* Work instructions
Copy every line of the entries that includes the word "safety".

* Information provided
┌──

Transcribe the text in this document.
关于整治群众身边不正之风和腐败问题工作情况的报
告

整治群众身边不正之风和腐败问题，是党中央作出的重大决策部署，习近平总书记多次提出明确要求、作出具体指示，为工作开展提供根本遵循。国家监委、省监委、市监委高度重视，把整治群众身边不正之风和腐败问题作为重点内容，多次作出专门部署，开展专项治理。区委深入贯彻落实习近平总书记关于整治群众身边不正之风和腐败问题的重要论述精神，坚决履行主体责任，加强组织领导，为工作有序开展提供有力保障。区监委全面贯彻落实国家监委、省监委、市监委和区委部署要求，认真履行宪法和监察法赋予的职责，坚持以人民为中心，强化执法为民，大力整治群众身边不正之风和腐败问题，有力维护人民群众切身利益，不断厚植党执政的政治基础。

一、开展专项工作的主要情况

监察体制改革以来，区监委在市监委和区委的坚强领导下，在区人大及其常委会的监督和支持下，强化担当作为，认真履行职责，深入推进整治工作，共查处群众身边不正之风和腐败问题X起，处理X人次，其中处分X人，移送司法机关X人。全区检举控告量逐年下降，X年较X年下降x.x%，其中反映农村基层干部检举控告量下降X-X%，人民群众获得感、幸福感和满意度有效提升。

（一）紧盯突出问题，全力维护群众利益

└──
┌──

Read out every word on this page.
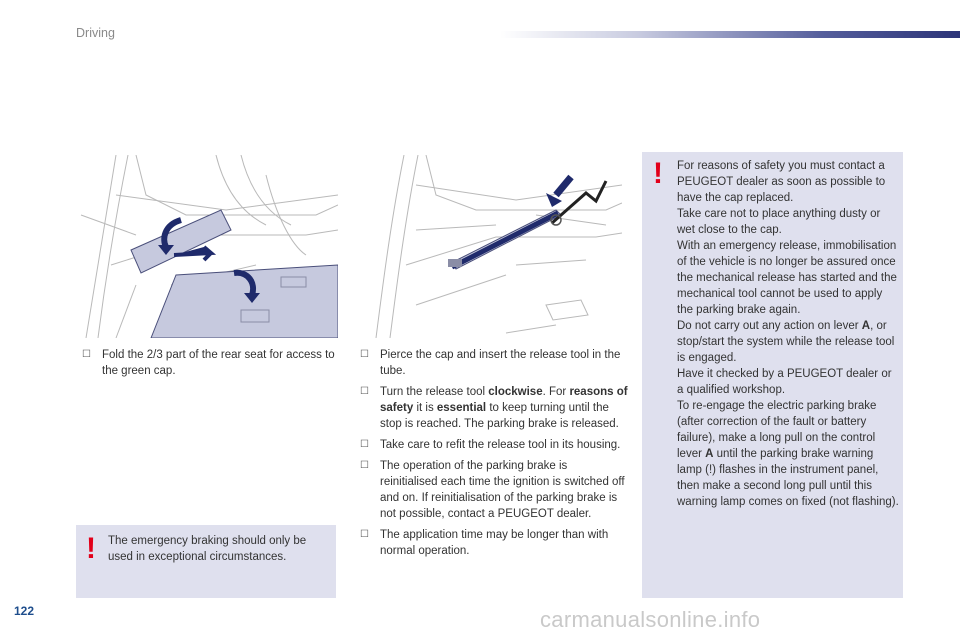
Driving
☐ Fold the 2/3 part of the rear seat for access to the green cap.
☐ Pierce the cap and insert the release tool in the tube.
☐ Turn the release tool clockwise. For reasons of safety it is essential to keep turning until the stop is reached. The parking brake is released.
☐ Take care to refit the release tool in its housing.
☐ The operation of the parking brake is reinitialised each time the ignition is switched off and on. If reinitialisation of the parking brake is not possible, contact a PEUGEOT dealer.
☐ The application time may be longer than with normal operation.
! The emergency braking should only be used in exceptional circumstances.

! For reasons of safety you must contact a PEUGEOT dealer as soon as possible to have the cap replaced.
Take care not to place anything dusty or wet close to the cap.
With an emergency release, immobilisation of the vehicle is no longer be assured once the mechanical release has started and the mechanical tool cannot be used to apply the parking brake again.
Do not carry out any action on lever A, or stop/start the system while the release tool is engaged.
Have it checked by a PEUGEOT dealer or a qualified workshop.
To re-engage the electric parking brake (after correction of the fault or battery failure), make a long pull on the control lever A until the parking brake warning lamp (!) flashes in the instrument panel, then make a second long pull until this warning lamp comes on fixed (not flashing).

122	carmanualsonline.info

└──

* Written response
☐ Turn the release tool clockwise. For reasons of safety it is essential to keep turning until the stop is reached. The parking brake is released.
! For reasons of safety you must contact a PEUGEOT dealer as soon as possible to have the cap replaced.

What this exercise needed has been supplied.